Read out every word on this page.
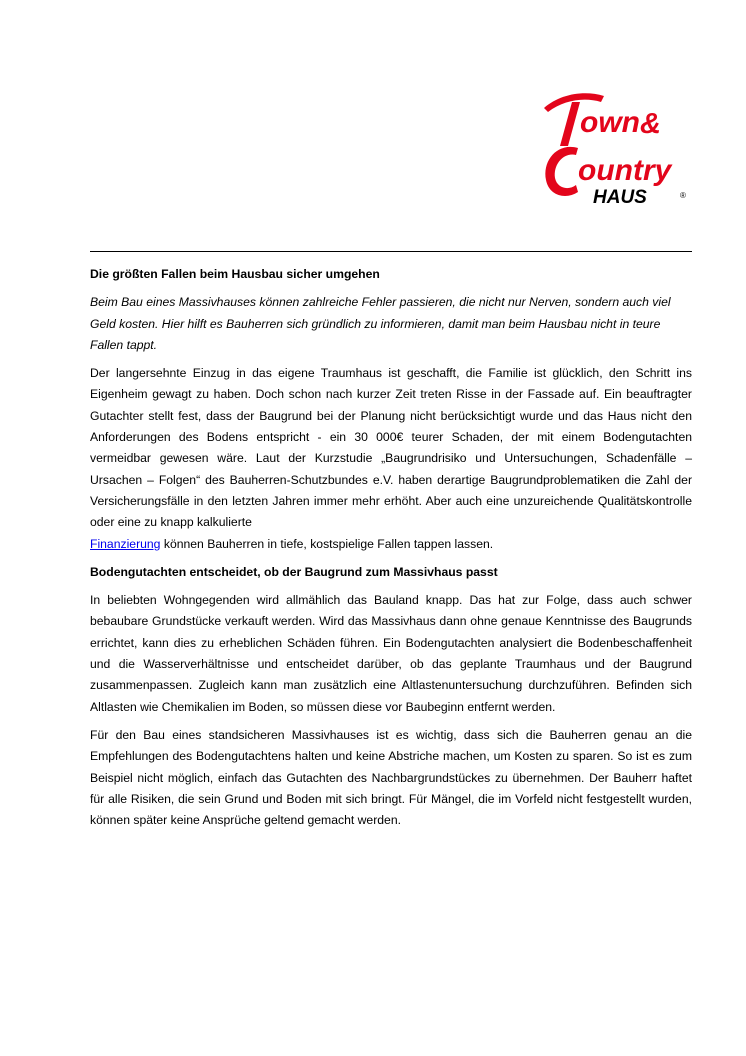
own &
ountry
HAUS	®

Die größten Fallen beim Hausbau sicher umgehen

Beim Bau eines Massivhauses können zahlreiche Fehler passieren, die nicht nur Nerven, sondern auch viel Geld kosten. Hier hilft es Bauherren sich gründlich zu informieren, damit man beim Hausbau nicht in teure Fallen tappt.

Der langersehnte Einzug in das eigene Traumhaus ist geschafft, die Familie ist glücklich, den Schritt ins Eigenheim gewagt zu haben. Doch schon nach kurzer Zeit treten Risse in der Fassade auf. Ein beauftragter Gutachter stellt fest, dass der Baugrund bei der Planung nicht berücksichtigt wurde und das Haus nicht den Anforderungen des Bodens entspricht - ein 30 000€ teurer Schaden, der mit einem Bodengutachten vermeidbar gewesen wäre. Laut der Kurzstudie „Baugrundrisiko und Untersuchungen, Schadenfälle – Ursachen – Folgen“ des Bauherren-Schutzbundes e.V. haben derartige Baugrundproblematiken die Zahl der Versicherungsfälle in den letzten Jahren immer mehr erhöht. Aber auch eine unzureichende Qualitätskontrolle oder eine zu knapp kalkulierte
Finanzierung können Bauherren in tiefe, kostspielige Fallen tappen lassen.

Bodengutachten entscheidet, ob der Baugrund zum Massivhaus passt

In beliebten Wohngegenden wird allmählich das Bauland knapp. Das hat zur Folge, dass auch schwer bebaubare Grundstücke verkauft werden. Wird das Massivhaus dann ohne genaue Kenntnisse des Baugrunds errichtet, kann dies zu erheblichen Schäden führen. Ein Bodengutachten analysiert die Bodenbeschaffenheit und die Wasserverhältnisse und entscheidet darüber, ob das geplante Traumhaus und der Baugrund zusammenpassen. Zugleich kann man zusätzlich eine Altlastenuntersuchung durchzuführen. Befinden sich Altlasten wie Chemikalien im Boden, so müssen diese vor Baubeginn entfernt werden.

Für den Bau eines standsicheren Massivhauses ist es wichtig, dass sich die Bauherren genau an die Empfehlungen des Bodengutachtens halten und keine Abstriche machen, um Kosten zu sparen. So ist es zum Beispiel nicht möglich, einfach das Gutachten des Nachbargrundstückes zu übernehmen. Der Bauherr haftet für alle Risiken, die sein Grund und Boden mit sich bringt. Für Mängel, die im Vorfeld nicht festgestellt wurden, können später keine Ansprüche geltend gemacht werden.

* * *

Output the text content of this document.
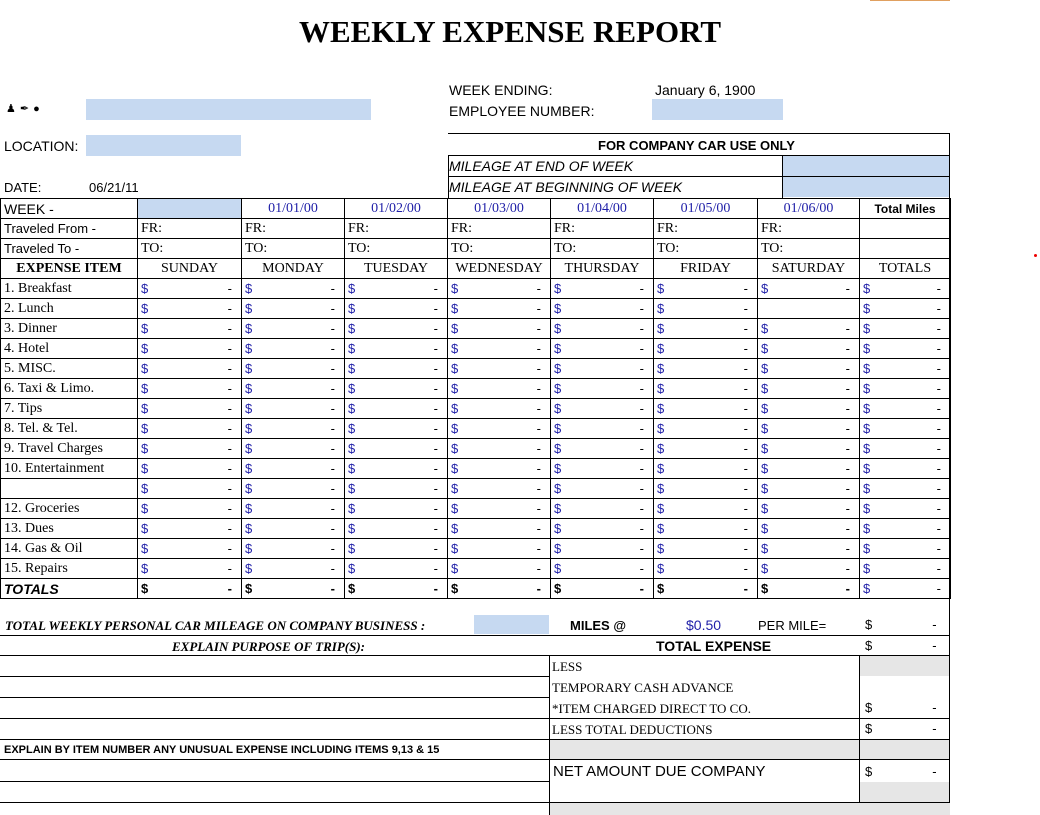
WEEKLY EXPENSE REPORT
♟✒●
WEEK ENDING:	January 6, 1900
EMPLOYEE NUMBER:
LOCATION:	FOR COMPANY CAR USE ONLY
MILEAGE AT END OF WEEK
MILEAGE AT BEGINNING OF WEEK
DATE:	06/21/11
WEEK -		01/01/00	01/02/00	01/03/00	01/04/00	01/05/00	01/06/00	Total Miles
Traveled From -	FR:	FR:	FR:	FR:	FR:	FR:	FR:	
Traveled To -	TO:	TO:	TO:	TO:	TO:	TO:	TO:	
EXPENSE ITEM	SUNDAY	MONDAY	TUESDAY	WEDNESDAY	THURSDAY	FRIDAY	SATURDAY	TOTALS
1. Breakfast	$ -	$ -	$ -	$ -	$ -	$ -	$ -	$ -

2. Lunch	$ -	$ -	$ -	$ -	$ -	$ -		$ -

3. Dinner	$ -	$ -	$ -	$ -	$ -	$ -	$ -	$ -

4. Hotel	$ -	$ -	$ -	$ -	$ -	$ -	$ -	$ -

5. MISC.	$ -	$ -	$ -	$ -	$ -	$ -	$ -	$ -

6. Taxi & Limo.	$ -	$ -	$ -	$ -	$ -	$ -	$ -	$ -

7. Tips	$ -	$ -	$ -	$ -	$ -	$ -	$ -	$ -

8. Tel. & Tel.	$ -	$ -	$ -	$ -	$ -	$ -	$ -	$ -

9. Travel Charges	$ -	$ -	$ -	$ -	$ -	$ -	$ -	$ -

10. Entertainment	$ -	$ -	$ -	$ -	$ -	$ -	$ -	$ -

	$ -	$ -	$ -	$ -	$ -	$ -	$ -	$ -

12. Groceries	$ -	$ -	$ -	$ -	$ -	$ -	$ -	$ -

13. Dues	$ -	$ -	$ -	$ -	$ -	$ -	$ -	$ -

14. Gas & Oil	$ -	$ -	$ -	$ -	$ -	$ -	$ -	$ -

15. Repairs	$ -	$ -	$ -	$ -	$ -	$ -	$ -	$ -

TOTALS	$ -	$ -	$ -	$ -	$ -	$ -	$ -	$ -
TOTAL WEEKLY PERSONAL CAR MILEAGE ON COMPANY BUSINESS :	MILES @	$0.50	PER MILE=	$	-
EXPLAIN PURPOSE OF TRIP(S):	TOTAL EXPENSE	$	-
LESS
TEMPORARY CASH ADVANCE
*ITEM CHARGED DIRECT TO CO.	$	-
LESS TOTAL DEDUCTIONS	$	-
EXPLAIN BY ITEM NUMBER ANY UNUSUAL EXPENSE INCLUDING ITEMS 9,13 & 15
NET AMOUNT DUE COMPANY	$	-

...

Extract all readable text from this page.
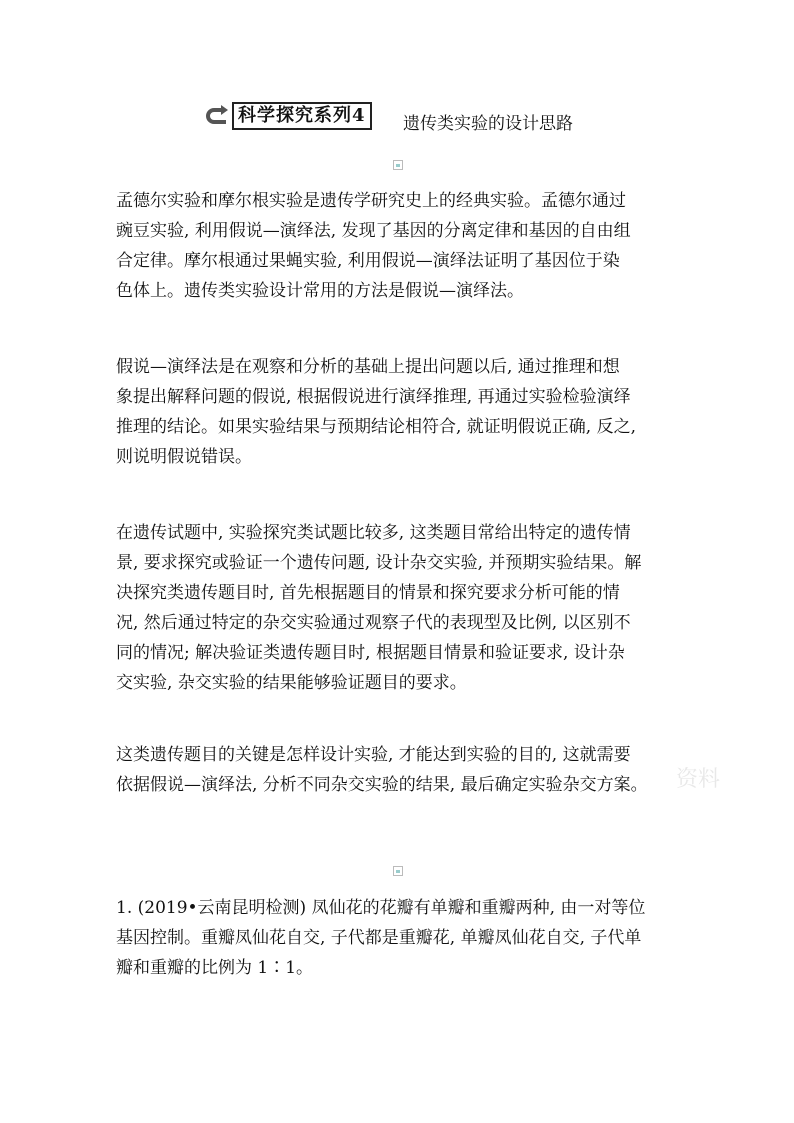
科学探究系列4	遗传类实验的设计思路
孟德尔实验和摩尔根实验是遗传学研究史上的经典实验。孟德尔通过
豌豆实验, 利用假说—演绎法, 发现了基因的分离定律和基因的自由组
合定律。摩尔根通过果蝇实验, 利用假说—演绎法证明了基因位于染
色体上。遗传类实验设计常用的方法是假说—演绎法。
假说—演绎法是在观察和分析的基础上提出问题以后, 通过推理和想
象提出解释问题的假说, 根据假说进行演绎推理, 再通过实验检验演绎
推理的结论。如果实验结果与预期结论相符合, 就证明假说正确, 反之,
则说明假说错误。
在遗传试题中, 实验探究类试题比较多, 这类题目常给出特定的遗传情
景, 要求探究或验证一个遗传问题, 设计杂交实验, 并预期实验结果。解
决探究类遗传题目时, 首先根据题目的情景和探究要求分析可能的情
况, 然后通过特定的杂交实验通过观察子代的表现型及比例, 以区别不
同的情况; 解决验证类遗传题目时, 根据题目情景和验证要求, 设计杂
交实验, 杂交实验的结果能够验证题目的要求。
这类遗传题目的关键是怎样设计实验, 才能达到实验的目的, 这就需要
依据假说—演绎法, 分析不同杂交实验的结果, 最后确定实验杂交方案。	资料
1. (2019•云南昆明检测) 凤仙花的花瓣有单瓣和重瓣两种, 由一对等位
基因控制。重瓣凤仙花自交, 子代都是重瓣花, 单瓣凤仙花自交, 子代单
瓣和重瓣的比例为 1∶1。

> **The request**: Select all lines in the listing that include the word "EXPENSE".

> **Task solution**:
WEEKLY EXPENSE REPORT
EXPENSE ITEM	SUNDAY	MONDAY	TUESDAY	WEDNESDAY	THURSDAY	FRIDAY	SATURDAY	TOTALS
EXPLAIN PURPOSE OF TRIP(S):	TOTAL EXPENSE	$	-
EXPLAIN BY ITEM NUMBER ANY UNUSUAL EXPENSE INCLUDING ITEMS 9,13 & 15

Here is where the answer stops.